- [Records shown]:

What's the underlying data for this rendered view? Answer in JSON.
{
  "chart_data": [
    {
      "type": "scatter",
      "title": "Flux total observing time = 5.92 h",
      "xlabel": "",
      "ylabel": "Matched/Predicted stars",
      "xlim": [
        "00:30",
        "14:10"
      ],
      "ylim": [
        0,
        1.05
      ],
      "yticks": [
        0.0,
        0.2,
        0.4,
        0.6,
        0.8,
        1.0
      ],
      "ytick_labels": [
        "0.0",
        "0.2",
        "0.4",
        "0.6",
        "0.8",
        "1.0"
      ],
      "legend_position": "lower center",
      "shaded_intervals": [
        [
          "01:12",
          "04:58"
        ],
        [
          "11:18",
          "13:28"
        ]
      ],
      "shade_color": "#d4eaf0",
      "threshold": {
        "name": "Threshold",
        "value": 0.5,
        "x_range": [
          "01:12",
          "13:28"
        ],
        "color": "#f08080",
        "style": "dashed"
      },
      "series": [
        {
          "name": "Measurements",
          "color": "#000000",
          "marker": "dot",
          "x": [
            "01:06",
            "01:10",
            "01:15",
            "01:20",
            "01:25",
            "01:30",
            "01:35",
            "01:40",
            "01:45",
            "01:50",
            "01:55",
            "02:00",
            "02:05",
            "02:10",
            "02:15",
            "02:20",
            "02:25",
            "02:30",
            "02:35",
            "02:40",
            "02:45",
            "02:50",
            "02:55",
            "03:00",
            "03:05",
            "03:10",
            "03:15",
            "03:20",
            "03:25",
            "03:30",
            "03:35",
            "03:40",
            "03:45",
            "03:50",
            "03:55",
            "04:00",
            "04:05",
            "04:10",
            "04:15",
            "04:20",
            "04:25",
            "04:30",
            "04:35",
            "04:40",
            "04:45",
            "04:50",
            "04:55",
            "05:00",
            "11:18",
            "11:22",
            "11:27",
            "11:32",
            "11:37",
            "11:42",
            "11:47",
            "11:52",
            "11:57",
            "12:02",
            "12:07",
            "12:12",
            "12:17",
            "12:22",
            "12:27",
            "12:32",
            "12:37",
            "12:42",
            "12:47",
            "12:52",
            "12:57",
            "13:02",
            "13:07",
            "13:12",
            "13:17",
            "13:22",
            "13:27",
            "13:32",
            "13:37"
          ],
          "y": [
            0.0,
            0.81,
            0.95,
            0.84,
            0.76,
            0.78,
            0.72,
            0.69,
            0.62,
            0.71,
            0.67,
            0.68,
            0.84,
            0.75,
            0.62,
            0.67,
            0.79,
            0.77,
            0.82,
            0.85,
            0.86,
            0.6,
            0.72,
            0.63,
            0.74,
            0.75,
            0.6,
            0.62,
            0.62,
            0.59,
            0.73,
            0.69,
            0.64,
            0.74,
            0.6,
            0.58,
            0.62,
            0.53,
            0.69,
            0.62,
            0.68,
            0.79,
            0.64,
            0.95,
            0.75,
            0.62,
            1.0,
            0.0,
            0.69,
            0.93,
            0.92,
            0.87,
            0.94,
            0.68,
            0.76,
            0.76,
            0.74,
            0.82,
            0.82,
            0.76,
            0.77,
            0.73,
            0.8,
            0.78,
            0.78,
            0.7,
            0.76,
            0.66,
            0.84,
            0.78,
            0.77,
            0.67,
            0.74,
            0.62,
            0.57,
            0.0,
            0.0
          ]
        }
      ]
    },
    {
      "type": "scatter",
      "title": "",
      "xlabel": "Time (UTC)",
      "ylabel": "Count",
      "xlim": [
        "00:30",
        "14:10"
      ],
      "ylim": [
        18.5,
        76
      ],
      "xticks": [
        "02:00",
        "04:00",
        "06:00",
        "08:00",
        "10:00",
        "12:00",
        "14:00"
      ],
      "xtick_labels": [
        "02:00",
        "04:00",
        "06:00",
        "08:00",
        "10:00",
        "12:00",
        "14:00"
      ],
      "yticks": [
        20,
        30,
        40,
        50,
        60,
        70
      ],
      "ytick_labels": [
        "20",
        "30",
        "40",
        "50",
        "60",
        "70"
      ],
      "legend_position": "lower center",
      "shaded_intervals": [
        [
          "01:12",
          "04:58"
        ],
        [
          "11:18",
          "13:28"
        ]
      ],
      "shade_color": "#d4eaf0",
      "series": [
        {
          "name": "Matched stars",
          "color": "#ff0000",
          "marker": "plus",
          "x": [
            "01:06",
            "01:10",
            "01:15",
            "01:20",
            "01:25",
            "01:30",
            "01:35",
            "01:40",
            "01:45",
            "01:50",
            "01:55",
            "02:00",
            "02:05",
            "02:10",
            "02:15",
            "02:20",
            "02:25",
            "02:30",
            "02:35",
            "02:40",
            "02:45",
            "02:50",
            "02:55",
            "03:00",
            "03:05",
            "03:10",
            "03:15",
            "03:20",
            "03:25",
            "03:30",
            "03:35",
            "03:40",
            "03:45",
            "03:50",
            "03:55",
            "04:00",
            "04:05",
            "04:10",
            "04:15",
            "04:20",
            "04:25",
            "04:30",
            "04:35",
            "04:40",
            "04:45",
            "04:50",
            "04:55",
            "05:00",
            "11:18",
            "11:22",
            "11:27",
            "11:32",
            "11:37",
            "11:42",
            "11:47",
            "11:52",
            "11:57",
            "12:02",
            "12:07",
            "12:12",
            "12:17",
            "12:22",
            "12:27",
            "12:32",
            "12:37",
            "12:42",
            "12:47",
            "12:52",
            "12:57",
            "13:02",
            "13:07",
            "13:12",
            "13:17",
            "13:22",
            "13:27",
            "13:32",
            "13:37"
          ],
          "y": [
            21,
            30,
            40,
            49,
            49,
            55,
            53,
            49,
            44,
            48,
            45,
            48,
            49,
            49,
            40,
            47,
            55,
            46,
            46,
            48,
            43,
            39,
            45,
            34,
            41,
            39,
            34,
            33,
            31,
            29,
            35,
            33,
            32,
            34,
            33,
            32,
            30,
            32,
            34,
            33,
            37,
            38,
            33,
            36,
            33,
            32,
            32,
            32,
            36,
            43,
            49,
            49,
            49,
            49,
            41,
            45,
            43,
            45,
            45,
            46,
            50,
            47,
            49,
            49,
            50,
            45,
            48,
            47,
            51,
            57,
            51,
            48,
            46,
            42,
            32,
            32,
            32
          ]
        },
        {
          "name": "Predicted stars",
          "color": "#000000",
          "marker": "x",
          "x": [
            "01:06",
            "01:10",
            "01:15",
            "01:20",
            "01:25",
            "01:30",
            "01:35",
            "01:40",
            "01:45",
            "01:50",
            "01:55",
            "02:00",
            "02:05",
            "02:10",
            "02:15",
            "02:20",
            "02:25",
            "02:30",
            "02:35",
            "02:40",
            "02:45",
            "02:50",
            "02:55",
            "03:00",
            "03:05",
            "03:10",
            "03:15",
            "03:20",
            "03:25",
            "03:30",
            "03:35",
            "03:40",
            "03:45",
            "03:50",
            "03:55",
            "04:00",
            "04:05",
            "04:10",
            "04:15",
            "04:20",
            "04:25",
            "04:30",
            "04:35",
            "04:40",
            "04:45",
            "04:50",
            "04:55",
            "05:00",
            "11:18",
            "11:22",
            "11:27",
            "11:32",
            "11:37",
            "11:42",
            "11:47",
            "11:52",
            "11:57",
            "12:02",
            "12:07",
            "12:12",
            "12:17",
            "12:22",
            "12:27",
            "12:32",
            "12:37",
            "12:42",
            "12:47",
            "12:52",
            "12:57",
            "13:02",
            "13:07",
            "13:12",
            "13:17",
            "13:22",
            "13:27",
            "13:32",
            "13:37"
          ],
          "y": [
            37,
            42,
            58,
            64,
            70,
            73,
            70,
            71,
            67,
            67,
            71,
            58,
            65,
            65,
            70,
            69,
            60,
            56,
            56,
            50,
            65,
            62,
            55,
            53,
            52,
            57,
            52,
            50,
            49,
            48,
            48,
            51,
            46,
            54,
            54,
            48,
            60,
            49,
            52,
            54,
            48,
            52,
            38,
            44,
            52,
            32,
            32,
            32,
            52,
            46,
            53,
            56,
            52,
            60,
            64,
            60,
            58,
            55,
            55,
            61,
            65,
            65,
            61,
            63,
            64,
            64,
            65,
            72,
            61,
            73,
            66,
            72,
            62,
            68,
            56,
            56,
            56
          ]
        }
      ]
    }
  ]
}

- [Exercise]: Read the lines above. Gather those in which the string "ylabel" is found.

- [Task solution]:
      "ylabel": "Matched/Predicted stars",
      "ylabel": "Count",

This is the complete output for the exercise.